● What you have to do
Reply with one number: the count of lines in the records below that hold "does".

— start Dataset content —

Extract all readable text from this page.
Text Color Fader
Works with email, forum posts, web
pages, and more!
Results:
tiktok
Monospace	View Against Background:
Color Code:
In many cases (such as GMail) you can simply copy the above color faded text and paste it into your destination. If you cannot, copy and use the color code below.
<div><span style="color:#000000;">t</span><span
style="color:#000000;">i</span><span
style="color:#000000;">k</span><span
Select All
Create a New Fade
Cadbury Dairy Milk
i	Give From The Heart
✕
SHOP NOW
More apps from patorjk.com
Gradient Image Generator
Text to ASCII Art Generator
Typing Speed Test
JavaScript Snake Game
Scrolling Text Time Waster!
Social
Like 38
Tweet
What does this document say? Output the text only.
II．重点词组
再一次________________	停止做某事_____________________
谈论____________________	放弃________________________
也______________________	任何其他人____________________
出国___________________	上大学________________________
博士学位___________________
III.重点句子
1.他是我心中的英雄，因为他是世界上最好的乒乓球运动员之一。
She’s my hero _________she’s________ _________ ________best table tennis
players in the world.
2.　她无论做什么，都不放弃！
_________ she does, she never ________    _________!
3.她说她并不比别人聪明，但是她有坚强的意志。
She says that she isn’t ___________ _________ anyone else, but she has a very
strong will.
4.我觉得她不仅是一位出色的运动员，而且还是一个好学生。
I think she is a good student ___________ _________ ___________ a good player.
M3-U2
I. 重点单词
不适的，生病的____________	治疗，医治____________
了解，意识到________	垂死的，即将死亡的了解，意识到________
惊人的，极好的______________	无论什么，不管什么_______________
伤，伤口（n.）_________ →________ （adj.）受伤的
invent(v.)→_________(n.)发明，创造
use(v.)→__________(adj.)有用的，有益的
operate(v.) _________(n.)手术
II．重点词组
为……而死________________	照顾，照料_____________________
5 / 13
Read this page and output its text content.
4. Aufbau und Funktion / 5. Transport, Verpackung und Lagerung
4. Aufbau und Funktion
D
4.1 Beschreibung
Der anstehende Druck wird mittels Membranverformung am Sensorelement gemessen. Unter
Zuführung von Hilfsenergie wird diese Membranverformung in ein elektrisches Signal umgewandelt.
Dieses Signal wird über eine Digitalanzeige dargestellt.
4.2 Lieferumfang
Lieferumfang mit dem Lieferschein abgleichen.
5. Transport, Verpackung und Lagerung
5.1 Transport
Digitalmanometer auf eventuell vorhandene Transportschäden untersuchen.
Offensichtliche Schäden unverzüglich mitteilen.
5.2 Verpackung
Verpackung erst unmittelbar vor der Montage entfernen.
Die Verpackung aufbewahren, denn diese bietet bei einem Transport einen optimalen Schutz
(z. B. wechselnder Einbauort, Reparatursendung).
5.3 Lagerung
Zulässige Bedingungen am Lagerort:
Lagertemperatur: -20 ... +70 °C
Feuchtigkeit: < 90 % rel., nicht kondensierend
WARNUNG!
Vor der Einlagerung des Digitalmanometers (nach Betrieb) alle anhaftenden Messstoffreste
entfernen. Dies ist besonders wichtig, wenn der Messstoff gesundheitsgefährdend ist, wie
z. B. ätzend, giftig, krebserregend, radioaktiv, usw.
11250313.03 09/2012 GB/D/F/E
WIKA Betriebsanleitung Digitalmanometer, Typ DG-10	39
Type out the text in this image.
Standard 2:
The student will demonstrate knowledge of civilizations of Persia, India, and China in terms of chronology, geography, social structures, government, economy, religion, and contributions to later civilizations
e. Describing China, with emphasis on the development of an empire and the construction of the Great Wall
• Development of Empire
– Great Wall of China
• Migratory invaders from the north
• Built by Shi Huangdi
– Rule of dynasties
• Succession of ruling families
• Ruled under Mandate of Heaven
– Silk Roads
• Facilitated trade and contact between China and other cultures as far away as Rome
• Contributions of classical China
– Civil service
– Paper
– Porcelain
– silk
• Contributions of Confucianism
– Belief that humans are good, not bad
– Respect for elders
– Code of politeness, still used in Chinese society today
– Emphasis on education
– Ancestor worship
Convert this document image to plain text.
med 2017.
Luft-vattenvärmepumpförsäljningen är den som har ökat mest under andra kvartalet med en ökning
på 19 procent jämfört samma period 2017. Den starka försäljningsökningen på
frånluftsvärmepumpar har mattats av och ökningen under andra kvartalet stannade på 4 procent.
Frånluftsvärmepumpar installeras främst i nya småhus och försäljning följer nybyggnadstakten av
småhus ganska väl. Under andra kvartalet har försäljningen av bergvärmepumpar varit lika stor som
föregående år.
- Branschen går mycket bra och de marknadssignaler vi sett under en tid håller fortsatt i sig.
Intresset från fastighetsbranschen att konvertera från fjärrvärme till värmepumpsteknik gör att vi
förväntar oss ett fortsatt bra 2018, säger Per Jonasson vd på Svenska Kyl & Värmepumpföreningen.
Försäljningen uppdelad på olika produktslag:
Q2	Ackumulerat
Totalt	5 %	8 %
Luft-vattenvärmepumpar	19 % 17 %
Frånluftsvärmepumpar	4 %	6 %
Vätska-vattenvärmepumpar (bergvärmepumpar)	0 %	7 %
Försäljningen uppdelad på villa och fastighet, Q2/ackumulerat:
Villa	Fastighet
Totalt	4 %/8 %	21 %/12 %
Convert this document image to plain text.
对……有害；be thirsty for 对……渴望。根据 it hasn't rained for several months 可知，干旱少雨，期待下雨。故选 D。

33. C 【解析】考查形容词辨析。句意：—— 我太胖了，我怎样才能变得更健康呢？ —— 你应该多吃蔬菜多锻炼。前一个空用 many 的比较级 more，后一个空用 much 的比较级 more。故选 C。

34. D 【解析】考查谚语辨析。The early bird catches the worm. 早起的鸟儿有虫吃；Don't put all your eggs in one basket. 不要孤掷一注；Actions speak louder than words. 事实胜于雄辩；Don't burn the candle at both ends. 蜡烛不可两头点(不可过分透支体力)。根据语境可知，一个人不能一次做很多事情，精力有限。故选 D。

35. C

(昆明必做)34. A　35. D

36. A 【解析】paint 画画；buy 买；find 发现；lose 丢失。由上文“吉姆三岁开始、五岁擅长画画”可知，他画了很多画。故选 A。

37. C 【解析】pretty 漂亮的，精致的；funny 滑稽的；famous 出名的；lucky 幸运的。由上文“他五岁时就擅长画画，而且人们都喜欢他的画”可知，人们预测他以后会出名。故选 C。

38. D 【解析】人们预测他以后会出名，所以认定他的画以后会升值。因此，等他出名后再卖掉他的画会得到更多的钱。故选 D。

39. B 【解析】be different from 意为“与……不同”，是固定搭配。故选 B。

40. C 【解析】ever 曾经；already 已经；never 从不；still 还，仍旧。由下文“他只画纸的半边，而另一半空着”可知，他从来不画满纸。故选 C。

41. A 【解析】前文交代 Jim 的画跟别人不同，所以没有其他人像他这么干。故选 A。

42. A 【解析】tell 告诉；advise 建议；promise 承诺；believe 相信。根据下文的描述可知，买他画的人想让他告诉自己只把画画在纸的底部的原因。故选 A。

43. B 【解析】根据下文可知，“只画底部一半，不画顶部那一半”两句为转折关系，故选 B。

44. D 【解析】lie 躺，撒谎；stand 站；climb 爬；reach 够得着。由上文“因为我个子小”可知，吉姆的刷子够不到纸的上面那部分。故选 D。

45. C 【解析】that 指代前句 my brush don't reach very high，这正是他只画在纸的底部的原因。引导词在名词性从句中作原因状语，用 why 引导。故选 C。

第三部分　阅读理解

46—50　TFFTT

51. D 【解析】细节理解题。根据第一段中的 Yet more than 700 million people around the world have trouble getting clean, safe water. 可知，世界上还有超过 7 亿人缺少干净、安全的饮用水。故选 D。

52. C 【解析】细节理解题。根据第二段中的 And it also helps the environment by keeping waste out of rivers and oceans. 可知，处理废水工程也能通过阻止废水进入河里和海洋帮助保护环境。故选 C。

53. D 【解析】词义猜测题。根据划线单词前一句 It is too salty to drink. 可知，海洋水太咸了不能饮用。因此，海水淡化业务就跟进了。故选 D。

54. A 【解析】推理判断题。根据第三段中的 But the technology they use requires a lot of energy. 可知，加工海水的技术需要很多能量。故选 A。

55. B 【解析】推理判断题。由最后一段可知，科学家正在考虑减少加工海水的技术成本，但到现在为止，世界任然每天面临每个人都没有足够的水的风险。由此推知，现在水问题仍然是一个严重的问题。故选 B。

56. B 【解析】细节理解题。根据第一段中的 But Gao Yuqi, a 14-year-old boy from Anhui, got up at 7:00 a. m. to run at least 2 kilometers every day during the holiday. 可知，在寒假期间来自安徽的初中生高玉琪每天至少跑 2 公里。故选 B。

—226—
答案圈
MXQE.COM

— end Dataset content —

● Solution
2